- _GOAL_:
Tell how many lines in the data below hold the string "касается"; give nothing but the number.
** START MATERIAL SUPPLIED **
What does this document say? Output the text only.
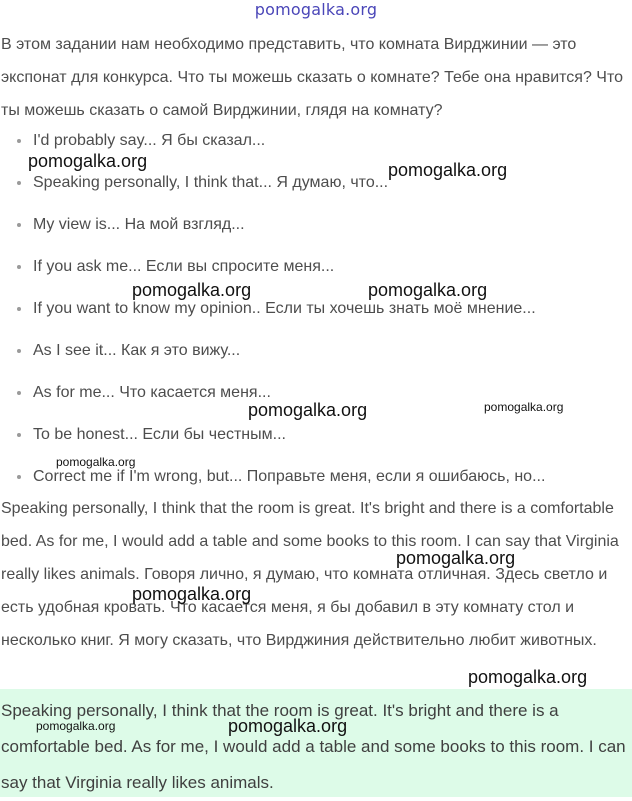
pomogalka.org

В этом задании нам необходимо представить, что комната Вирджинии — это экспонат для конкурса. Что ты можешь сказать о комнате? Тебе она нравится? Что ты можешь сказать о самой Вирджинии, глядя на комнату?

I'd probably say... Я бы сказал...
Speaking personally, I think that... Я думаю, что...
My view is... На мой взгляд...
If you ask me... Если вы спросите меня...
If you want to know my opinion.. Если ты хочешь знать моё мнение...
As I see it... Как я это вижу...
As for me... Что касается меня...
To be honest... Если бы честным...
Correct me if I'm wrong, but... Поправьте меня, если я ошибаюсь, но...

Speaking personally, I think that the room is great. It's bright and there is a comfortable bed. As for me, I would add a table and some books to this room. I can say that Virginia really likes animals. Говоря лично, я думаю, что комната отличная. Здесь светло и есть удобная кровать. Что касается меня, я бы добавил в эту комнату стол и несколько книг. Я могу сказать, что Вирджиния действительно любит животных.

Speaking personally, I think that the room is great. It's bright and there is a comfortable bed. As for me, I would add a table and some books to this room. I can say that Virginia really likes animals.

pomogalka.org	pomogalka.org
pomogalka.org	pomogalka.org
pomogalka.org	pomogalka.org
pomogalka.org
pomogalka.org
pomogalka.org
pomogalka.org
pomogalka.org	pomogalka.org
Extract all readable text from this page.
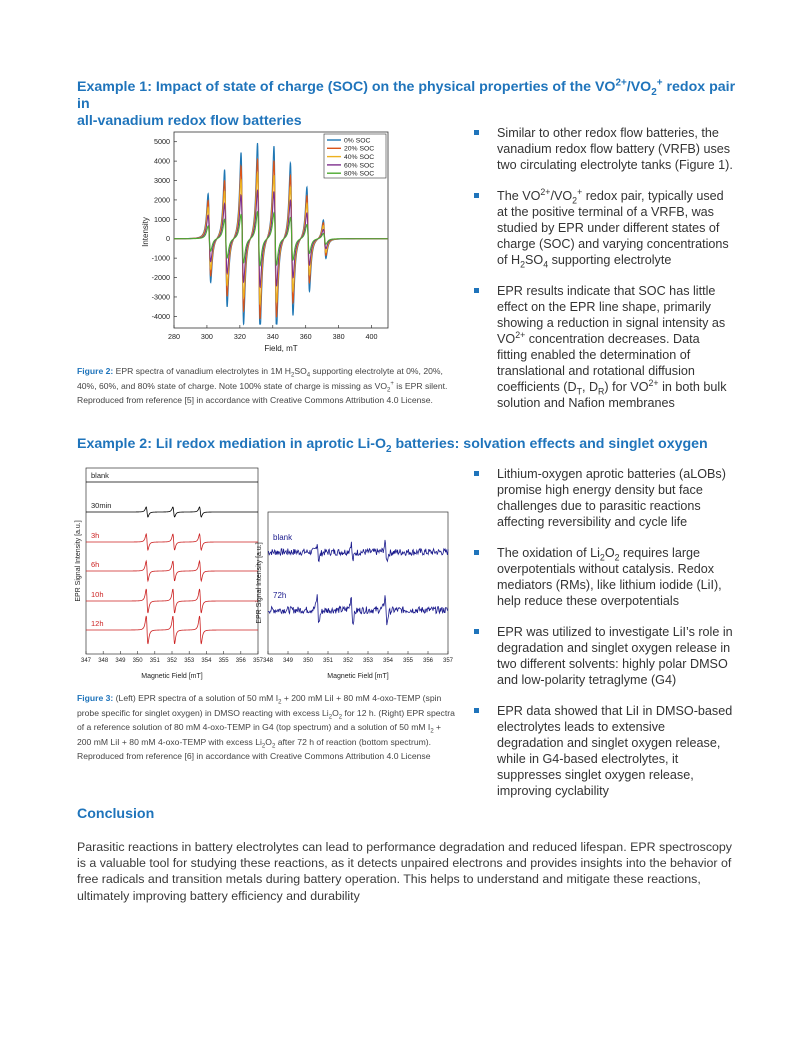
Example 1: Impact of state of charge (SOC) on the physical properties of the $VO^{2+}/VO_2^+$ redox pair in
all-vanadium redox flow batteries
280	300	320	340	360	380	400
5000
4000
3000
2000
1000
0
-1000
-2000
-3000
-4000
Field, mT
Intensity
0% SOC
20% SOC
40% SOC
60% SOC
80% SOC
Figure 2: EPR spectra of vanadium electrolytes in 1M $H_2SO_4$ supporting electrolyte at 0%, 20%, 40%, 60%, and 80% state of charge. Note 100% state of charge is missing as $VO_2^+$ is EPR silent. Reproduced from reference [5] in accordance with Creative Commons Attribution 4.0 License.
Similar to other redox flow batteries, the vanadium redox flow battery (VRFB) uses two circulating electrolyte tanks (Figure 1).
The $VO^{2+}/VO_2^+$ redox pair, typically used at the positive terminal of a VRFB, was studied by EPR under different states of charge (SOC) and varying concentrations of $H_2SO_4$ supporting electrolyte
EPR results indicate that SOC has little effect on the EPR line shape, primarily showing a reduction in signal intensity as $VO^{2+}$ concentration decreases. Data fitting enabled the determination of translational and rotational diffusion coefficients ($D_T$, $D_R$) for $VO^{2+}$ in both bulk solution and Nafion membranes
Example 2: LiI redox mediation in aprotic $Li-O_2$ batteries: solvation effects and singlet oxygen
347 348 349 350 351 352 353 354 355 356 357
Magnetic Field [mT]
EPR Signal Intensity [a.u.]
blank
30min
3h
6h
10h
12h
348 349 350 351 352 353 354 355 356 357
Magnetic Field [mT]
EPR Signal Intensity [a.u.]
blank
72h
Figure 3: (Left) EPR spectra of a solution of 50 mM $I_2 + 200$ mM LiI + 80 mM 4-oxo-TEMP (spin probe specific for singlet oxygen) in DMSO reacting with excess $Li_2O_2$ for 12 h. (Right) EPR spectra of a reference solution of 80 mM 4-oxo-TEMP in G4 (top spectrum) and a solution of 50 mM $I_2 + 200$ mM LiI + 80 mM 4-oxo-TEMP with excess $Li_2O_2$ after 72 h of reaction (bottom spectrum). Reproduced from reference [6] in accordance with Creative Commons Attribution 4.0 License
Lithium-oxygen aprotic batteries (aLOBs) promise high energy density but face challenges due to parasitic reactions affecting reversibility and cycle life
The oxidation of $Li_2O_2$ requires large overpotentials without catalysis. Redox mediators (RMs), like lithium iodide (LiI), help reduce these overpotentials
EPR was utilized to investigate LiI’s role in degradation and singlet oxygen release in two different solvents: highly polar DMSO and low-polarity tetraglyme (G4)
EPR data showed that LiI in DMSO-based electrolytes leads to extensive degradation and singlet oxygen release, while in G4-based electrolytes, it suppresses singlet oxygen release, improving cyclability
Conclusion

Parasitic reactions in battery electrolytes can lead to performance degradation and reduced lifespan. EPR spectroscopy is a valuable tool for studying these reactions, as it detects unpaired electrons and provides insights into the behavior of free radicals and transition metals during battery operation. This helps to understand and mitigate these reactions, ultimately improving battery efficiency and durability
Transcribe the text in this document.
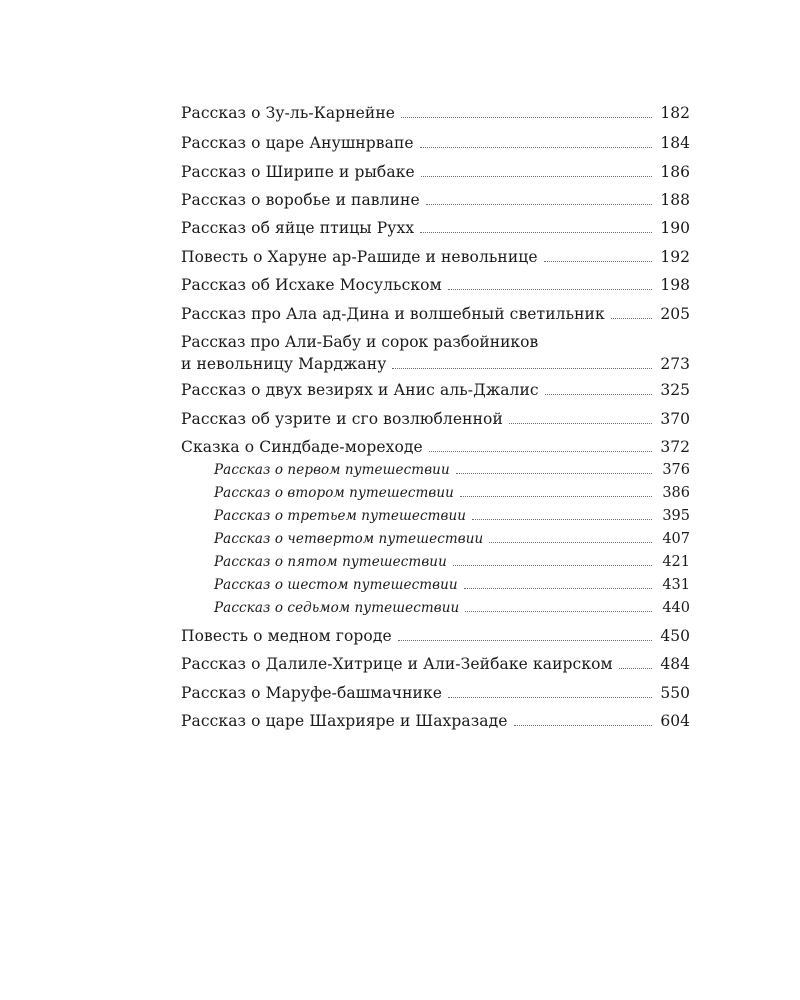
Рассказ о Зу-ль-Карнейне	182
Рассказ о царе Анушнрвапе	184
Рассказ о Ширипе и рыбаке	186
Рассказ о воробье и павлине	188
Рассказ об яйце птицы Рухх	190
Повесть о Харуне ар-Рашиде и невольнице	192
Рассказ об Исхаке Мосульском	198
Рассказ про Ала ад-Дина и волшебный светильник	205
Рассказ про Али-Бабу и сорок разбойников
и невольницу Марджану	273
Рассказ о двух везирях и Анис аль-Джалис	325
Рассказ об узрите и сго возлюбленной	370
Сказка о Синдбаде-мореходе	372
Рассказ о первом путешествии	376
Рассказ о втором путешествии	386
Рассказ о третьем путешествии	395
Рассказ о четвертом путешествии	407
Рассказ о пятом путешествии	421
Рассказ о шестом путешествии	431
Рассказ о седьмом путешествии	440
Повесть о медном городе	450
Рассказ о Далиле-Хитрице и Али-Зейбаке каирском	484
Рассказ о Маруфе-башмачнике	550
Рассказ о царе Шахрияре и Шахразаде	604
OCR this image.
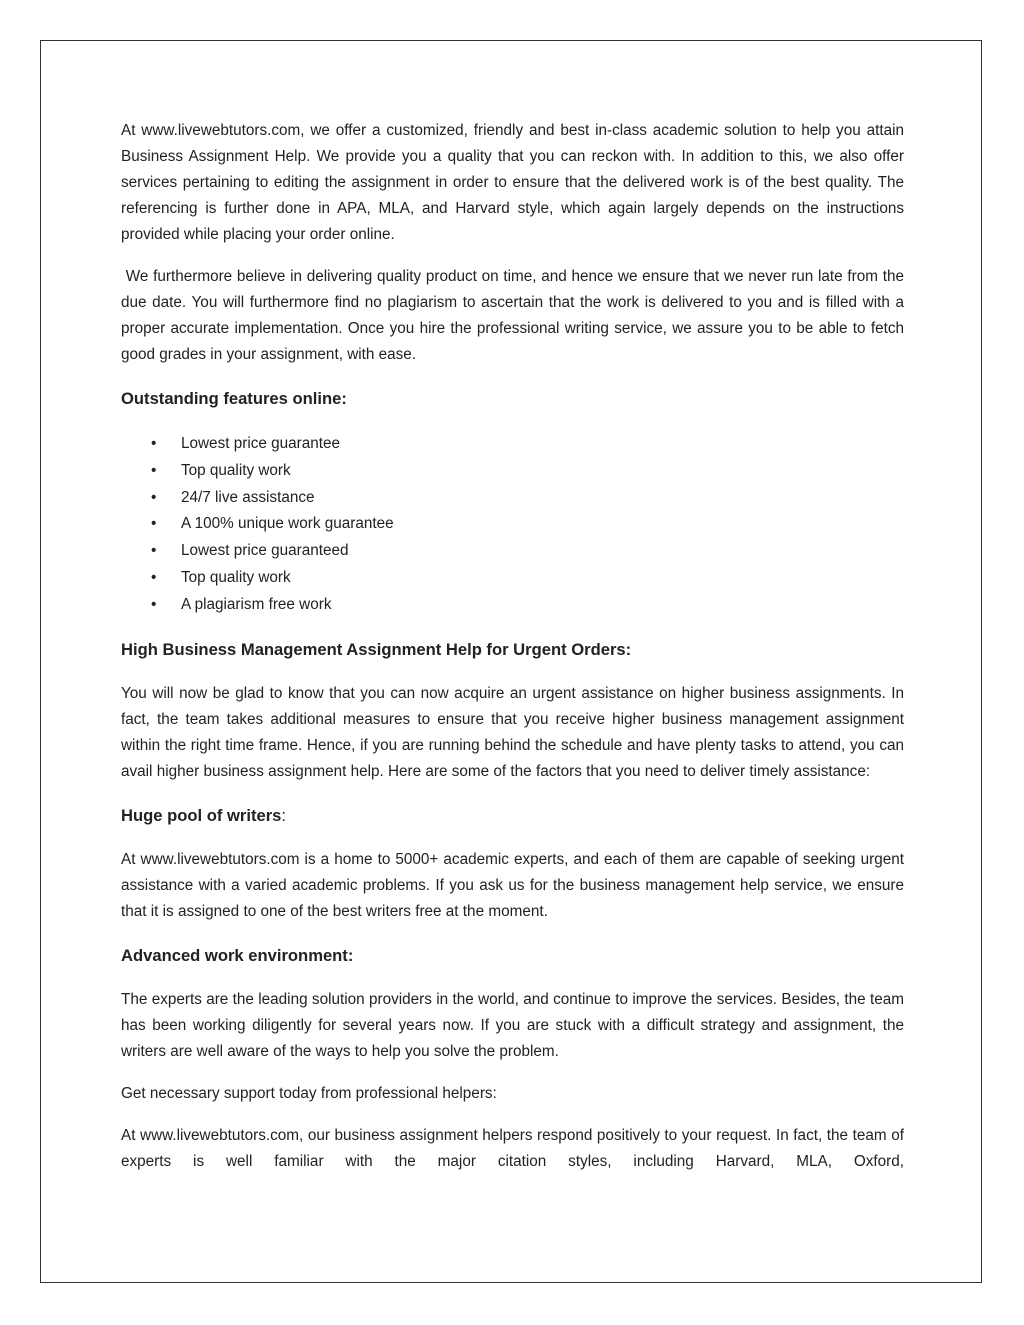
At www.livewebtutors.com, we offer a customized, friendly and best in-class academic solution to help you attain Business Assignment Help. We provide you a quality that you can reckon with. In addition to this, we also offer services pertaining to editing the assignment in order to ensure that the delivered work is of the best quality. The referencing is further done in APA, MLA, and Harvard style, which again largely depends on the instructions provided while placing your order online.

We furthermore believe in delivering quality product on time, and hence we ensure that we never run late from the due date. You will furthermore find no plagiarism to ascertain that the work is delivered to you and is filled with a proper accurate implementation. Once you hire the professional writing service, we assure you to be able to fetch good grades in your assignment, with ease.

Outstanding features online:
• Lowest price guarantee
• Top quality work
• 24/7 live assistance
• A 100% unique work guarantee
• Lowest price guaranteed
• Top quality work
• A plagiarism free work
High Business Management Assignment Help for Urgent Orders:

You will now be glad to know that you can now acquire an urgent assistance on higher business assignments. In fact, the team takes additional measures to ensure that you receive higher business management assignment within the right time frame. Hence, if you are running behind the schedule and have plenty tasks to attend, you can avail higher business assignment help. Here are some of the factors that you need to deliver timely assistance:

Huge pool of writers:

At www.livewebtutors.com is a home to 5000+ academic experts, and each of them are capable of seeking urgent assistance with a varied academic problems. If you ask us for the business management help service, we ensure that it is assigned to one of the best writers free at the moment.

Advanced work environment:

The experts are the leading solution providers in the world, and continue to improve the services. Besides, the team has been working diligently for several years now. If you are stuck with a difficult strategy and assignment, the writers are well aware of the ways to help you solve the problem.

Get necessary support today from professional helpers:

At www.livewebtutors.com, our business assignment helpers respond positively to your request. In fact, the team of experts is well familiar with the major citation styles, including Harvard, MLA, Oxford,
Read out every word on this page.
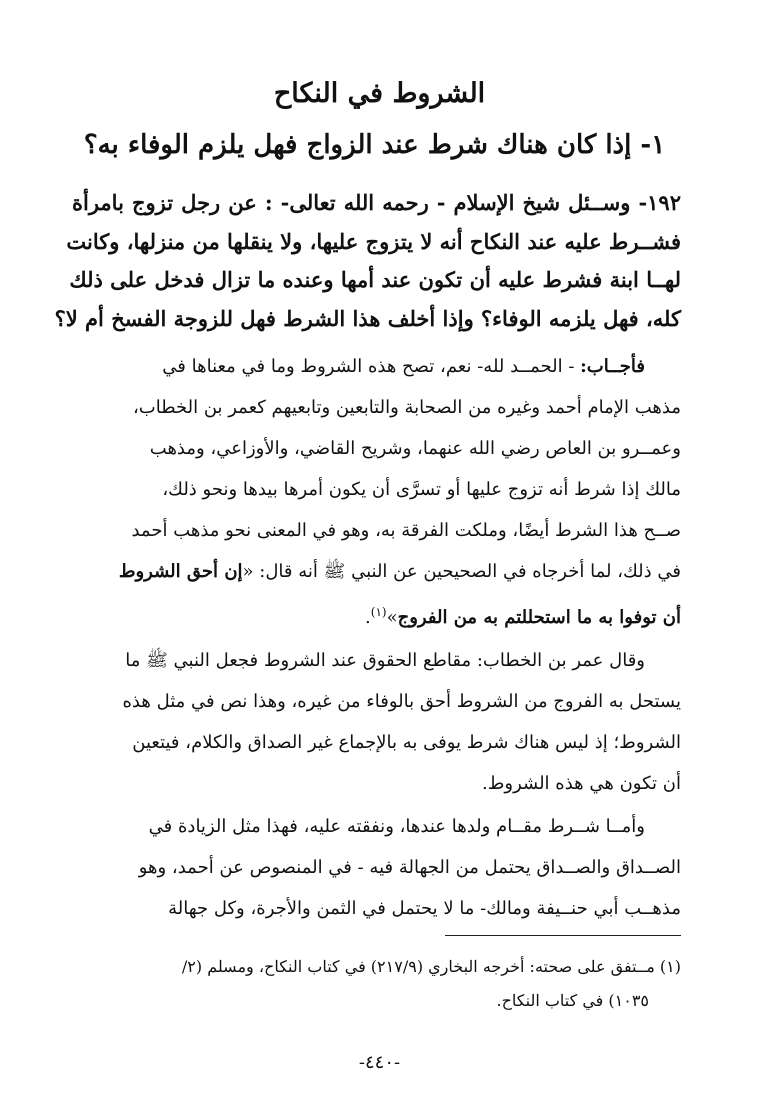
الشروط في النكاح
١- إذا كان هناك شرط عند الزواج فهل يلزم الوفاء به؟

١٩٢- وســئل شيخ الإسلام - رحمه الله تعالى- : عن رجل تزوج بامرأة

فشــرط عليه عند النكاح أنه لا يتزوج عليها، ولا ينقلها من منزلها، وكانت

لهــا ابنة فشرط عليه أن تكون عند أمها وعنده ما تزال فدخل على ذلك

كله، فهل يلزمه الوفاء؟ وإذا أخلف هذا الشرط فهل للزوجة الفسخ أم لا؟

  فأجــاب: - الحمــد لله- نعم، تصح هذه الشروط وما في معناها في

مذهب الإمام أحمد وغيره من الصحابة والتابعين وتابعيهم كعمر بن الخطاب،

وعمــرو بن العاص رضي الله عنهما، وشريح القاضي، والأوزاعي، ومذهب

مالك إذا شرط أنه تزوج عليها أو تسرَّى أن يكون أمرها بيدها ونحو ذلك،

صــح هذا الشرط أيضًا، وملكت الفرقة به، وهو في المعنى نحو مذهب أحمد

في ذلك، لما أخرجاه في الصحيحين عن النبي ﷺ أنه قال: «إن أحق الشروط

أن توفوا به ما استحللتم به من الفروج»$^{(١)}$.

  وقال عمر بن الخطاب: مقاطع الحقوق عند الشروط فجعل النبي ﷺ ما

يستحل به الفروج من الشروط أحق بالوفاء من غيره، وهذا نص في مثل هذه

الشروط؛ إذ ليس هناك شرط يوفى به بالإجماع غير الصداق والكلام، فيتعين

أن تكون هي هذه الشروط.

  وأمــا شــرط مقــام ولدها عندها، ونفقته عليه، فهذا مثل الزيادة في

الصــداق والصــداق يحتمل من الجهالة فيه - في المنصوص عن أحمد، وهو

مذهــب أبي حنــيفة ومالك- ما لا يحتمل في الثمن والأجرة، وكل جهالة

(١) مــتفق على صحته: أخرجه البخاري (٢١٧/٩) في كتاب النكاح، ومسلم (٢/

  ١٠٣٥) في كتاب النكاح.

-٤٤٠-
** END MATERIAL SUPPLIED **
- _EXPECTED OUTPUT_:
2